#### Exercise inputs ####

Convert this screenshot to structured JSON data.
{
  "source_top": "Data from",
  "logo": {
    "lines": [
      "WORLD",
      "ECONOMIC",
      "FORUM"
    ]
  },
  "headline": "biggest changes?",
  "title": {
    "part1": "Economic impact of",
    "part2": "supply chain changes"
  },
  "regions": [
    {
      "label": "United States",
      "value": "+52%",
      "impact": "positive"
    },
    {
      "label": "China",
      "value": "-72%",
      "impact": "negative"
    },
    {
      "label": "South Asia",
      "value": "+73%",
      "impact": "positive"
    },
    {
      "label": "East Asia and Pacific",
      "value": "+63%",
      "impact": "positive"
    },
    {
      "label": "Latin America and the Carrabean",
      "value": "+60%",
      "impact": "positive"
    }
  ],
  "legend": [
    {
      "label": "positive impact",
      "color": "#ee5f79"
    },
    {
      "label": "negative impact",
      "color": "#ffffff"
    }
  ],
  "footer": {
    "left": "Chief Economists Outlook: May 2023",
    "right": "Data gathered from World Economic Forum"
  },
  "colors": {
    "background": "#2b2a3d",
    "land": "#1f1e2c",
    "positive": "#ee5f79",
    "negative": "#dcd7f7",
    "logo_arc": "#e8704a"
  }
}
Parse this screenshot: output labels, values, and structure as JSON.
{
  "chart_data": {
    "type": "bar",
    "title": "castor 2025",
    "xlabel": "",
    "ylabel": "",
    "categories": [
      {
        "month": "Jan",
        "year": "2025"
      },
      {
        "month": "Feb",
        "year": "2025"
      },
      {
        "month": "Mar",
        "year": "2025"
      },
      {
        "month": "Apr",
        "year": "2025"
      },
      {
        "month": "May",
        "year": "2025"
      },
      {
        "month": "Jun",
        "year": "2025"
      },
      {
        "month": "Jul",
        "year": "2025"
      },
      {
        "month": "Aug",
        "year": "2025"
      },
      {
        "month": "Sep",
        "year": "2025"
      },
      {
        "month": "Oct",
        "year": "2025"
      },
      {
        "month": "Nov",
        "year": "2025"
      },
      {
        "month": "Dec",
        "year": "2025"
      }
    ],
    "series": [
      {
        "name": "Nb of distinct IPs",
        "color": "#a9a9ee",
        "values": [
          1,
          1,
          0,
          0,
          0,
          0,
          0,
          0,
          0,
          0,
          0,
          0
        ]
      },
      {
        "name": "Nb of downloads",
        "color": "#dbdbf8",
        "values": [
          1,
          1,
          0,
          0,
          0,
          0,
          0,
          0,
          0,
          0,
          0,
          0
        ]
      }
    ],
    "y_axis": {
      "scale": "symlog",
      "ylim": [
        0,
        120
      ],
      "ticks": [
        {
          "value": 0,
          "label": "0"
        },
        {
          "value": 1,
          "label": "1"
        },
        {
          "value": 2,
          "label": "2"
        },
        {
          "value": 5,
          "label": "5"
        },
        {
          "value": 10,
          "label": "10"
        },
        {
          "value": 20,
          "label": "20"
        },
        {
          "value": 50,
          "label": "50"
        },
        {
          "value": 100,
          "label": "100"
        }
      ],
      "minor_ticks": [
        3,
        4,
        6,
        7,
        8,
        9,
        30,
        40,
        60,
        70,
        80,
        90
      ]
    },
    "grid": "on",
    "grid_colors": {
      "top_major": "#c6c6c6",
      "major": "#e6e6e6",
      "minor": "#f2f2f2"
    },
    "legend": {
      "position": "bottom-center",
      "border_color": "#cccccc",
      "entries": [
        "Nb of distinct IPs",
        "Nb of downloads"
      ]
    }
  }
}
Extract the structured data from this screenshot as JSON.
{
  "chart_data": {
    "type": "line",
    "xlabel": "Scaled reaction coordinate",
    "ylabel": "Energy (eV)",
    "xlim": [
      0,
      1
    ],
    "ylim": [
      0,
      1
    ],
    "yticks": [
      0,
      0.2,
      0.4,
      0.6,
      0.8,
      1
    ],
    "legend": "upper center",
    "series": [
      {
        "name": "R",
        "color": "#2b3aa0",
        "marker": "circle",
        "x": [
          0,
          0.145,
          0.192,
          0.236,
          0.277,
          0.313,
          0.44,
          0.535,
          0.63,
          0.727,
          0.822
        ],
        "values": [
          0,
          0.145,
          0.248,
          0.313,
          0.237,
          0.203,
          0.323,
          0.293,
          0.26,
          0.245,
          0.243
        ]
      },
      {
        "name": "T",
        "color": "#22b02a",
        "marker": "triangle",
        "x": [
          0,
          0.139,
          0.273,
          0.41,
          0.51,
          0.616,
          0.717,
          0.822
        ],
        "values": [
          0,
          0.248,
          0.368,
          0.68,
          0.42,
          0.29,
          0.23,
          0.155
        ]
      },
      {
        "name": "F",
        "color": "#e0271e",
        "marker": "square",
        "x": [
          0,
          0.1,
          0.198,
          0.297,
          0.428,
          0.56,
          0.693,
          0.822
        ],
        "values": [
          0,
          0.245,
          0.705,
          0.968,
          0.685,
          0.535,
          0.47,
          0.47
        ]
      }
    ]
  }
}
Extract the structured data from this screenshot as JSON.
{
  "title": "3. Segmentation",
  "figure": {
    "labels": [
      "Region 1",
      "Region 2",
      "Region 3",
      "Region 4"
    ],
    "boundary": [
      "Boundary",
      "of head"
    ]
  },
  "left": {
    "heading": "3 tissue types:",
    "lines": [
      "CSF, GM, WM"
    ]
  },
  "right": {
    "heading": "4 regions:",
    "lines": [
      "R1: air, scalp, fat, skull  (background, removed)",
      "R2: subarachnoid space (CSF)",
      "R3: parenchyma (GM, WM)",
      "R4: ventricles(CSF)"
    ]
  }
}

####

• The task
Word for word, restate all of the data shown above.

• Full answer
Convert this screenshot to structured JSON data.
{
  "source_top": "Data from",
  "logo": {
    "lines": [
      "WORLD",
      "ECONOMIC",
      "FORUM"
    ]
  },
  "headline": "biggest changes?",
  "title": {
    "part1": "Economic impact of",
    "part2": "supply chain changes"
  },
  "regions": [
    {
      "label": "United States",
      "value": "+52%",
      "impact": "positive"
    },
    {
      "label": "China",
      "value": "-72%",
      "impact": "negative"
    },
    {
      "label": "South Asia",
      "value": "+73%",
      "impact": "positive"
    },
    {
      "label": "East Asia and Pacific",
      "value": "+63%",
      "impact": "positive"
    },
    {
      "label": "Latin America and the Carrabean",
      "value": "+60%",
      "impact": "positive"
    }
  ],
  "legend": [
    {
      "label": "positive impact",
      "color": "#ee5f79"
    },
    {
      "label": "negative impact",
      "color": "#ffffff"
    }
  ],
  "footer": {
    "left": "Chief Economists Outlook: May 2023",
    "right": "Data gathered from World Economic Forum"
  },
  "colors": {
    "background": "#2b2a3d",
    "land": "#1f1e2c",
    "positive": "#ee5f79",
    "negative": "#dcd7f7",
    "logo_arc": "#e8704a"
  }
}
Parse this screenshot: output labels, values, and structure as JSON.
{
  "chart_data": {
    "type": "bar",
    "title": "castor 2025",
    "xlabel": "",
    "ylabel": "",
    "categories": [
      {
        "month": "Jan",
        "year": "2025"
      },
      {
        "month": "Feb",
        "year": "2025"
      },
      {
        "month": "Mar",
        "year": "2025"
      },
      {
        "month": "Apr",
        "year": "2025"
      },
      {
        "month": "May",
        "year": "2025"
      },
      {
        "month": "Jun",
        "year": "2025"
      },
      {
        "month": "Jul",
        "year": "2025"
      },
      {
        "month": "Aug",
        "year": "2025"
      },
      {
        "month": "Sep",
        "year": "2025"
      },
      {
        "month": "Oct",
        "year": "2025"
      },
      {
        "month": "Nov",
        "year": "2025"
      },
      {
        "month": "Dec",
        "year": "2025"
      }
    ],
    "series": [
      {
        "name": "Nb of distinct IPs",
        "color": "#a9a9ee",
        "values": [
          1,
          1,
          0,
          0,
          0,
          0,
          0,
          0,
          0,
          0,
          0,
          0
        ]
      },
      {
        "name": "Nb of downloads",
        "color": "#dbdbf8",
        "values": [
          1,
          1,
          0,
          0,
          0,
          0,
          0,
          0,
          0,
          0,
          0,
          0
        ]
      }
    ],
    "y_axis": {
      "scale": "symlog",
      "ylim": [
        0,
        120
      ],
      "ticks": [
        {
          "value": 0,
          "label": "0"
        },
        {
          "value": 1,
          "label": "1"
        },
        {
          "value": 2,
          "label": "2"
        },
        {
          "value": 5,
          "label": "5"
        },
        {
          "value": 10,
          "label": "10"
        },
        {
          "value": 20,
          "label": "20"
        },
        {
          "value": 50,
          "label": "50"
        },
        {
          "value": 100,
          "label": "100"
        }
      ],
      "minor_ticks": [
        3,
        4,
        6,
        7,
        8,
        9,
        30,
        40,
        60,
        70,
        80,
        90
      ]
    },
    "grid": "on",
    "grid_colors": {
      "top_major": "#c6c6c6",
      "major": "#e6e6e6",
      "minor": "#f2f2f2"
    },
    "legend": {
      "position": "bottom-center",
      "border_color": "#cccccc",
      "entries": [
        "Nb of distinct IPs",
        "Nb of downloads"
      ]
    }
  }
}
Extract the structured data from this screenshot as JSON.
{
  "chart_data": {
    "type": "line",
    "xlabel": "Scaled reaction coordinate",
    "ylabel": "Energy (eV)",
    "xlim": [
      0,
      1
    ],
    "ylim": [
      0,
      1
    ],
    "yticks": [
      0,
      0.2,
      0.4,
      0.6,
      0.8,
      1
    ],
    "legend": "upper center",
    "series": [
      {
        "name": "R",
        "color": "#2b3aa0",
        "marker": "circle",
        "x": [
          0,
          0.145,
          0.192,
          0.236,
          0.277,
          0.313,
          0.44,
          0.535,
          0.63,
          0.727,
          0.822
        ],
        "values": [
          0,
          0.145,
          0.248,
          0.313,
          0.237,
          0.203,
          0.323,
          0.293,
          0.26,
          0.245,
          0.243
        ]
      },
      {
        "name": "T",
        "color": "#22b02a",
        "marker": "triangle",
        "x": [
          0,
          0.139,
          0.273,
          0.41,
          0.51,
          0.616,
          0.717,
          0.822
        ],
        "values": [
          0,
          0.248,
          0.368,
          0.68,
          0.42,
          0.29,
          0.23,
          0.155
        ]
      },
      {
        "name": "F",
        "color": "#e0271e",
        "marker": "square",
        "x": [
          0,
          0.1,
          0.198,
          0.297,
          0.428,
          0.56,
          0.693,
          0.822
        ],
        "values": [
          0,
          0.245,
          0.705,
          0.968,
          0.685,
          0.535,
          0.47,
          0.47
        ]
      }
    ]
  }
}
Extract the structured data from this screenshot as JSON.
{
  "title": "3. Segmentation",
  "figure": {
    "labels": [
      "Region 1",
      "Region 2",
      "Region 3",
      "Region 4"
    ],
    "boundary": [
      "Boundary",
      "of head"
    ]
  },
  "left": {
    "heading": "3 tissue types:",
    "lines": [
      "CSF, GM, WM"
    ]
  },
  "right": {
    "heading": "4 regions:",
    "lines": [
      "R1: air, scalp, fat, skull  (background, removed)",
      "R2: subarachnoid space (CSF)",
      "R3: parenchyma (GM, WM)",
      "R4: ventricles(CSF)"
    ]
  }
}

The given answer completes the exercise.